Write out all of the lines below, exactly and completely.
── Source material ──
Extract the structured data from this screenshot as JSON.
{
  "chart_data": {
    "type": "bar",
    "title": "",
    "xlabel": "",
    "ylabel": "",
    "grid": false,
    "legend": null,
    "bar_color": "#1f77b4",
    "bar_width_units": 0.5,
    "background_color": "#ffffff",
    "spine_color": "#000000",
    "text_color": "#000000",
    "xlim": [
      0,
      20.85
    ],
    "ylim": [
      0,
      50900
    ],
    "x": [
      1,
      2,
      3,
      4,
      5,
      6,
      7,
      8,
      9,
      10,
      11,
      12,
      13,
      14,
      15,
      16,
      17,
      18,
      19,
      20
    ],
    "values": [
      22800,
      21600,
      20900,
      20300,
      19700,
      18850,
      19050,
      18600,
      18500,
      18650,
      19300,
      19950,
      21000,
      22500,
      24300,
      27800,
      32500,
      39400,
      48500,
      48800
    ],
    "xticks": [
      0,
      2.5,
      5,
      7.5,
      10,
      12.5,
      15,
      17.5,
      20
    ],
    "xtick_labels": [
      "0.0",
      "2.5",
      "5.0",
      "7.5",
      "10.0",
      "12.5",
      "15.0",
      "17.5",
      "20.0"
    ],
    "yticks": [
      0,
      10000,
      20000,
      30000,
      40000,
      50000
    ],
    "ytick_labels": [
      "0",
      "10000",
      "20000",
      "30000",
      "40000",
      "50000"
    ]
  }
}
───
- _Finished answer_
Extract the structured data from this screenshot as JSON.
{
  "chart_data": {
    "type": "bar",
    "title": "",
    "xlabel": "",
    "ylabel": "",
    "grid": false,
    "legend": null,
    "bar_color": "#1f77b4",
    "bar_width_units": 0.5,
    "background_color": "#ffffff",
    "spine_color": "#000000",
    "text_color": "#000000",
    "xlim": [
      0,
      20.85
    ],
    "ylim": [
      0,
      50900
    ],
    "x": [
      1,
      2,
      3,
      4,
      5,
      6,
      7,
      8,
      9,
      10,
      11,
      12,
      13,
      14,
      15,
      16,
      17,
      18,
      19,
      20
    ],
    "values": [
      22800,
      21600,
      20900,
      20300,
      19700,
      18850,
      19050,
      18600,
      18500,
      18650,
      19300,
      19950,
      21000,
      22500,
      24300,
      27800,
      32500,
      39400,
      48500,
      48800
    ],
    "xticks": [
      0,
      2.5,
      5,
      7.5,
      10,
      12.5,
      15,
      17.5,
      20
    ],
    "xtick_labels": [
      "0.0",
      "2.5",
      "5.0",
      "7.5",
      "10.0",
      "12.5",
      "15.0",
      "17.5",
      "20.0"
    ],
    "yticks": [
      0,
      10000,
      20000,
      30000,
      40000,
      50000
    ],
    "ytick_labels": [
      "0",
      "10000",
      "20000",
      "30000",
      "40000",
      "50000"
    ]
  }
}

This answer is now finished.